— Begin Extracted material —
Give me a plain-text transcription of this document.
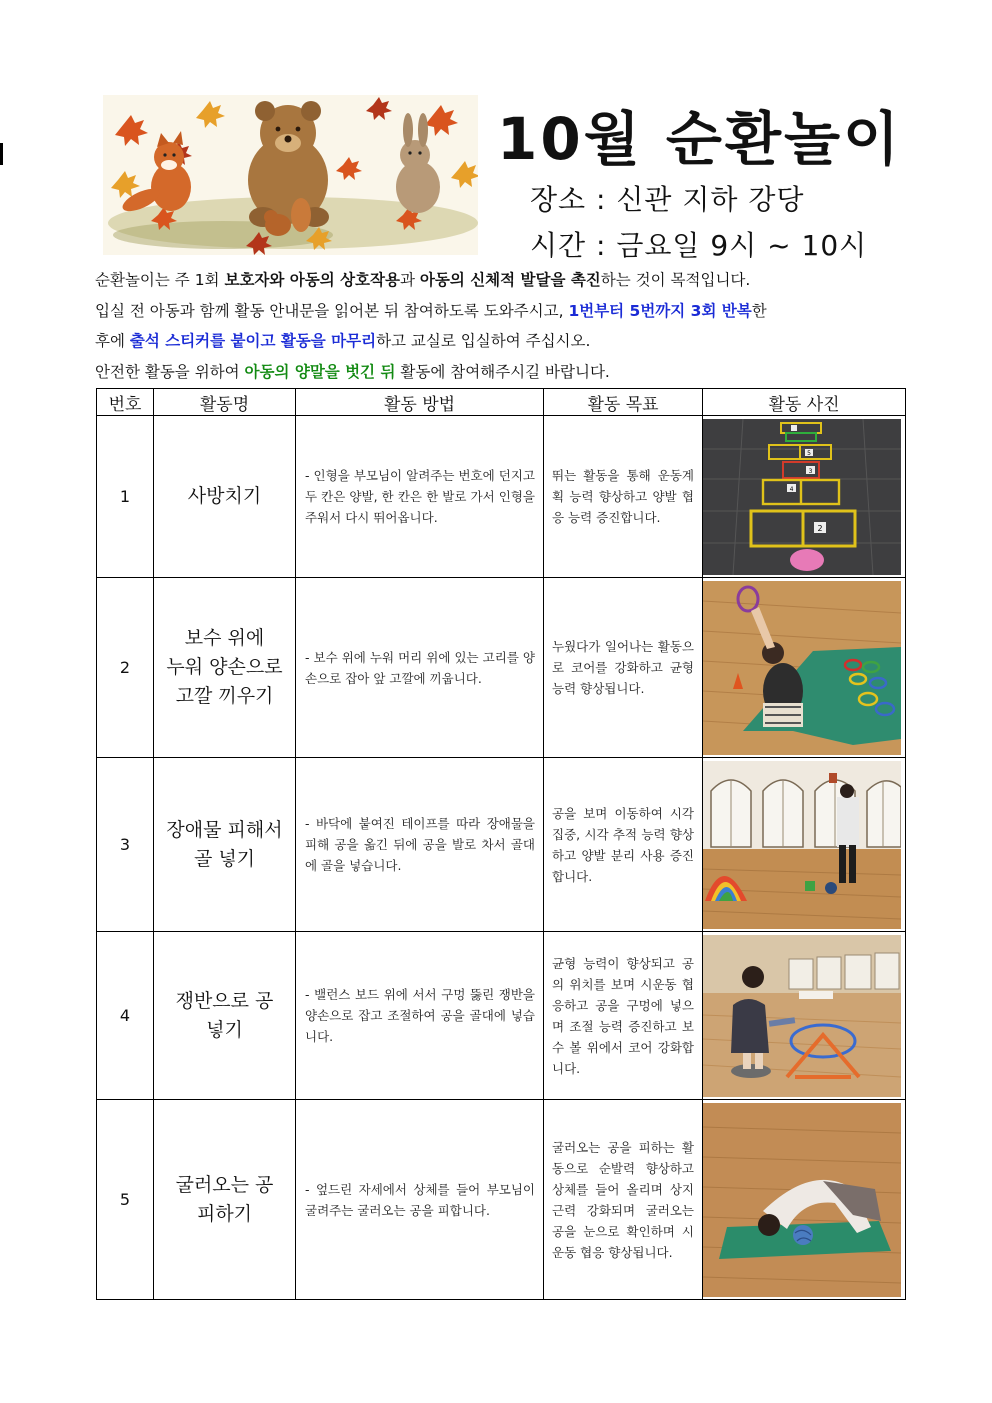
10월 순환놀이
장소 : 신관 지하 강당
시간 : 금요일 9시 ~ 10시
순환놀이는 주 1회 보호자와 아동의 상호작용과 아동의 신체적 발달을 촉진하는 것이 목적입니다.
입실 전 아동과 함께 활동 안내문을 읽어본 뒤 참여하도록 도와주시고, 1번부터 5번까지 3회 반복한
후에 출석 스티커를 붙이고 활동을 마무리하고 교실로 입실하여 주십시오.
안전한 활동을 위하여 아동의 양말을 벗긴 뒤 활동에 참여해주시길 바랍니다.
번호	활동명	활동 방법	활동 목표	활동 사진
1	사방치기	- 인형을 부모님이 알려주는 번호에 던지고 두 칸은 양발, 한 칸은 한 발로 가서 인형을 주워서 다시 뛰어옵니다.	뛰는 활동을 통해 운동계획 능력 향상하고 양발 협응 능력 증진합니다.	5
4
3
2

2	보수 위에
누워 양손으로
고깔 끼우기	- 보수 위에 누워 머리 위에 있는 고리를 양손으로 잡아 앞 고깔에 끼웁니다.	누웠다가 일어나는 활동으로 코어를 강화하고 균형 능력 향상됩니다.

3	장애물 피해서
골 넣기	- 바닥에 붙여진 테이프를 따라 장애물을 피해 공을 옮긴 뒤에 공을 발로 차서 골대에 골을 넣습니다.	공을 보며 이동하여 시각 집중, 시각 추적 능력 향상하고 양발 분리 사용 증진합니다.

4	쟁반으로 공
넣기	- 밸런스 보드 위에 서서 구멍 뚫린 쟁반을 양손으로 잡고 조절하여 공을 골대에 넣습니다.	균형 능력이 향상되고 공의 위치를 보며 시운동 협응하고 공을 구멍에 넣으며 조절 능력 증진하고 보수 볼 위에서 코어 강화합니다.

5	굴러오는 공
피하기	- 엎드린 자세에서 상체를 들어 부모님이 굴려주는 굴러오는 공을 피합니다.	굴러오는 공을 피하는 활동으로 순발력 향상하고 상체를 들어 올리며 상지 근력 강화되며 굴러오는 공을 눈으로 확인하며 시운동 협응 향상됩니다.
— End Extracted material —
— Begin Extracted material —
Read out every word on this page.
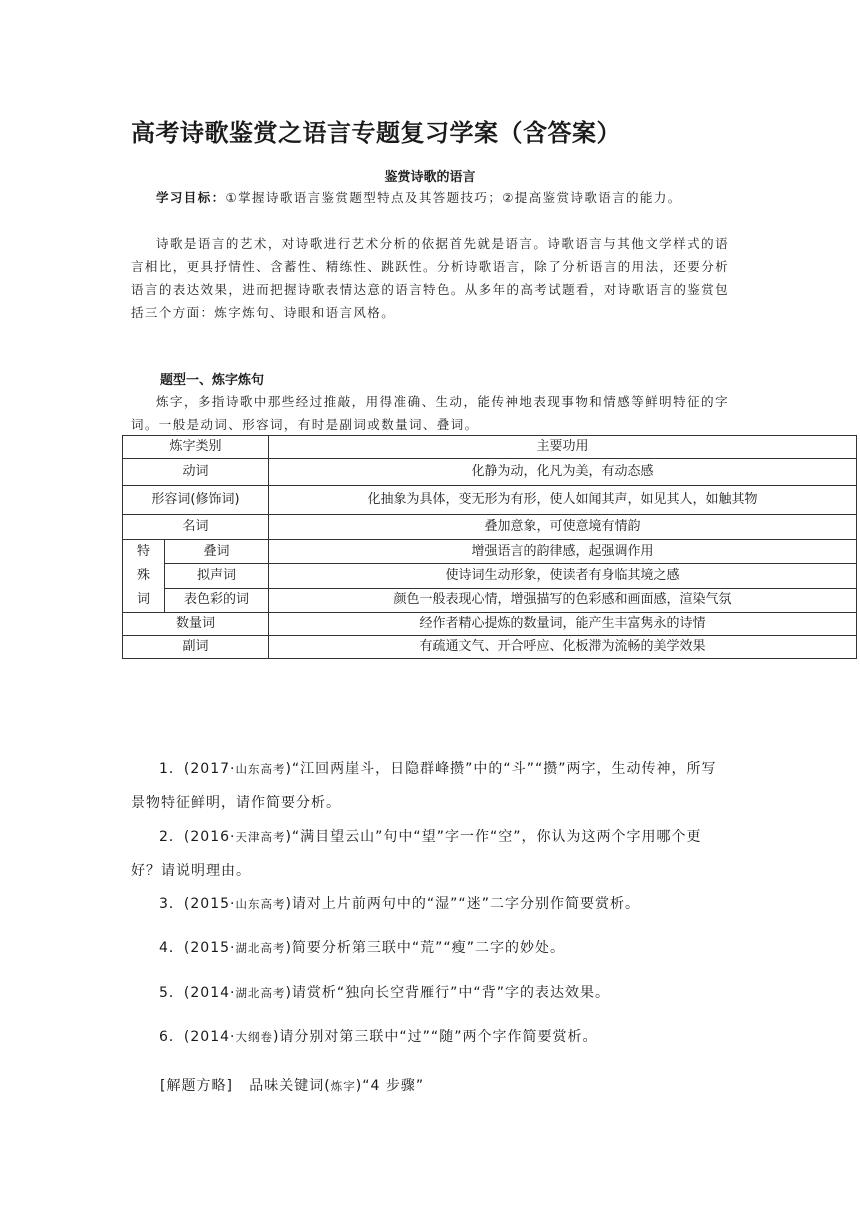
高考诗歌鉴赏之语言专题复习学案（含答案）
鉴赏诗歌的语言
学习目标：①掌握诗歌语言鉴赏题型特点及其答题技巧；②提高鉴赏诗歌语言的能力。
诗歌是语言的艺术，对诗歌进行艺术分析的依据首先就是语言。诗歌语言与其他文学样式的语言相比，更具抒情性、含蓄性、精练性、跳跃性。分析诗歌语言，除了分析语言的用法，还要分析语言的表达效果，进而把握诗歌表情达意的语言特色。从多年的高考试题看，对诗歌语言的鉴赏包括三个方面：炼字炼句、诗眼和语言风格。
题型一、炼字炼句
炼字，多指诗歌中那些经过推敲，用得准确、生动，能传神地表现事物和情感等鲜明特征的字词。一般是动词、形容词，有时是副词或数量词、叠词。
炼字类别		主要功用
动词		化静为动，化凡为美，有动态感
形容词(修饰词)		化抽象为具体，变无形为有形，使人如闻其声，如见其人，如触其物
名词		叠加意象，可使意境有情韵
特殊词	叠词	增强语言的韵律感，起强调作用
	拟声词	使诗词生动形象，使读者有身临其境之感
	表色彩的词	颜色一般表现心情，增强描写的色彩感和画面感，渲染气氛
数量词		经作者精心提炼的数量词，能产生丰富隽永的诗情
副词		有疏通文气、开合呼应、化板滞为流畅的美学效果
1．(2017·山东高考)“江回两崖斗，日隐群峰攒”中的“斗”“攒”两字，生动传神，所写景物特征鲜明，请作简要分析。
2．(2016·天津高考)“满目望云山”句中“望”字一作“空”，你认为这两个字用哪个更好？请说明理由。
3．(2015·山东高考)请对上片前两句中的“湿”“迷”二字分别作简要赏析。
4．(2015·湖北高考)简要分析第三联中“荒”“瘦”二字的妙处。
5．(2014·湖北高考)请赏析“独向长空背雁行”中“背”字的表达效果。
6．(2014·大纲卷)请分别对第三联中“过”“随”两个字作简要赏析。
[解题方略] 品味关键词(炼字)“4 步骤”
— End Extracted material —
> [Instruction]
Pull out every line of the records that includes the string "넣습니다".

> [Answer to the task]
골 넣기	- 바닥에 붙여진 테이프를 따라 장애물을 피해 공을 옮긴 뒤에 공을 발로 차서 골대에 골을 넣습니다.	공을 보며 이동하여 시각 집중, 시각 추적 능력 향상하고 양발 분리 사용 증진합니다.
넣기	- 밸런스 보드 위에 서서 구멍 뚫린 쟁반을 양손으로 잡고 조절하여 공을 골대에 넣습니다.	균형 능력이 향상되고 공의 위치를 보며 시운동 협응하고 공을 구멍에 넣으며 조절 능력 증진하고 보수 볼 위에서 코어 강화합니다.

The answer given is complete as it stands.